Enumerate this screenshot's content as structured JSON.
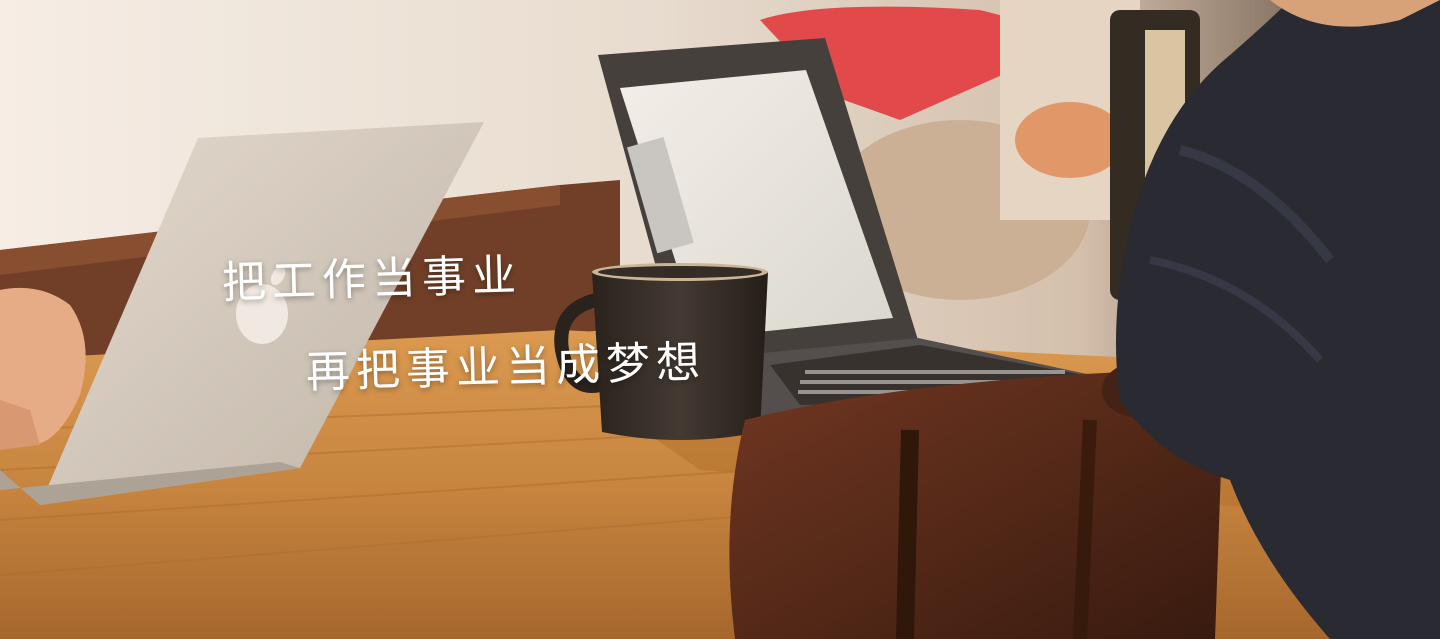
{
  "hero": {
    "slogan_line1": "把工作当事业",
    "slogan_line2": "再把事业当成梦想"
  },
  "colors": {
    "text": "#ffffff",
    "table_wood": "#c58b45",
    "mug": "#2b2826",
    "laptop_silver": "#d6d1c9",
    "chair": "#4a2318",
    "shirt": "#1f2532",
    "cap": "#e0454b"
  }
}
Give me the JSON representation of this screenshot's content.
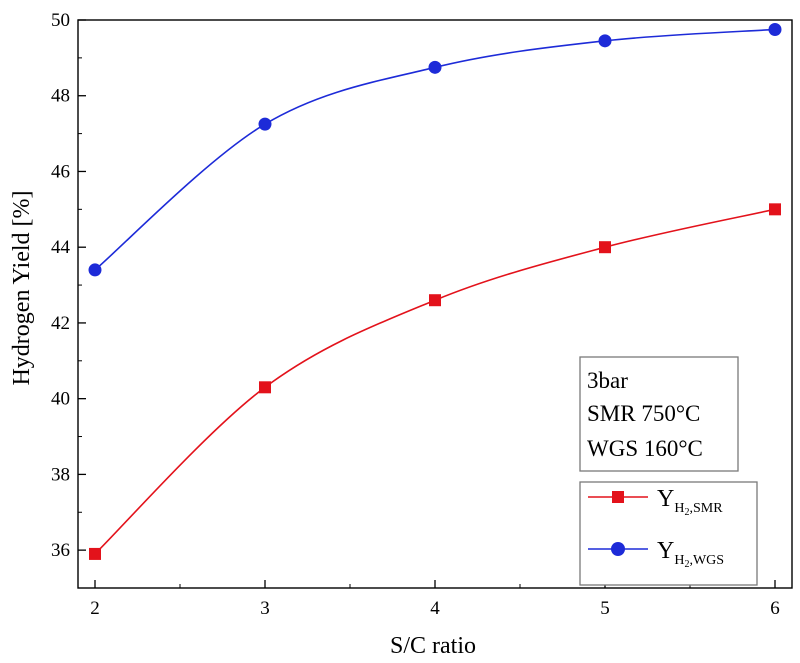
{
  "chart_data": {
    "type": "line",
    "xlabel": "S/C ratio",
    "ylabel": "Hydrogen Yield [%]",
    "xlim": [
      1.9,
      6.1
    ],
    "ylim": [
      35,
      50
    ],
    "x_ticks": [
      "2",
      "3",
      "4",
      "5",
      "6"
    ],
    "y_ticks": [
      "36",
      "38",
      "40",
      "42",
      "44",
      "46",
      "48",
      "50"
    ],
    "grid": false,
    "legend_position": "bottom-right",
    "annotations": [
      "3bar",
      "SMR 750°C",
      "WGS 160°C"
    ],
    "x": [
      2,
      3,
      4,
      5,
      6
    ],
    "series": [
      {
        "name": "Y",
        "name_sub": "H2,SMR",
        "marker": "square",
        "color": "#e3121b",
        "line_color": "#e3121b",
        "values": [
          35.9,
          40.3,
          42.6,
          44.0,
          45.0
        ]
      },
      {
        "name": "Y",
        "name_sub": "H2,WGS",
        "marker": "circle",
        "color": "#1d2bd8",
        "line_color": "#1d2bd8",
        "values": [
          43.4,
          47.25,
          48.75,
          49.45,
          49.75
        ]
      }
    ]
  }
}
******************************
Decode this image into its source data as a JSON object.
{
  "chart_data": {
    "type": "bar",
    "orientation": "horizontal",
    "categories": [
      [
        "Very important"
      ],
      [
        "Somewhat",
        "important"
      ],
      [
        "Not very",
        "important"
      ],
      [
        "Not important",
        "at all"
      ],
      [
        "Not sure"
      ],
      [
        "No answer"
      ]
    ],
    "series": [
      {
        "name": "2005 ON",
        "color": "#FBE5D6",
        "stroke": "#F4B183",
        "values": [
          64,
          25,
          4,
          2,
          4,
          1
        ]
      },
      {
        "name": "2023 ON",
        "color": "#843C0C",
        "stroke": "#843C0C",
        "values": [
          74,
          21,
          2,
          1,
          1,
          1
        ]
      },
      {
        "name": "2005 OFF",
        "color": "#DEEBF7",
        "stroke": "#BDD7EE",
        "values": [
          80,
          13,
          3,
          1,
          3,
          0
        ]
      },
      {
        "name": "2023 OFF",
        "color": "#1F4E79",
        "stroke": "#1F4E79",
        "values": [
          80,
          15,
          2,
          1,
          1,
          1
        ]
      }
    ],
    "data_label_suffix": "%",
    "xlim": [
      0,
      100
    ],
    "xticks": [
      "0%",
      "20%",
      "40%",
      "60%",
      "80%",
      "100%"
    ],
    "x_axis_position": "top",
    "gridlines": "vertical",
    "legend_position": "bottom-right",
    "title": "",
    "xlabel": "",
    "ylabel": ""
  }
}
******************************
▶ [Task to carry out] Gather each line from the listing above that holds "JSON".

▶ [Finished answer]
Enumerate this screenshot's content as structured JSON.
Give me the JSON representation of this screenshot's content.
Decode this image into its source data as a JSON object.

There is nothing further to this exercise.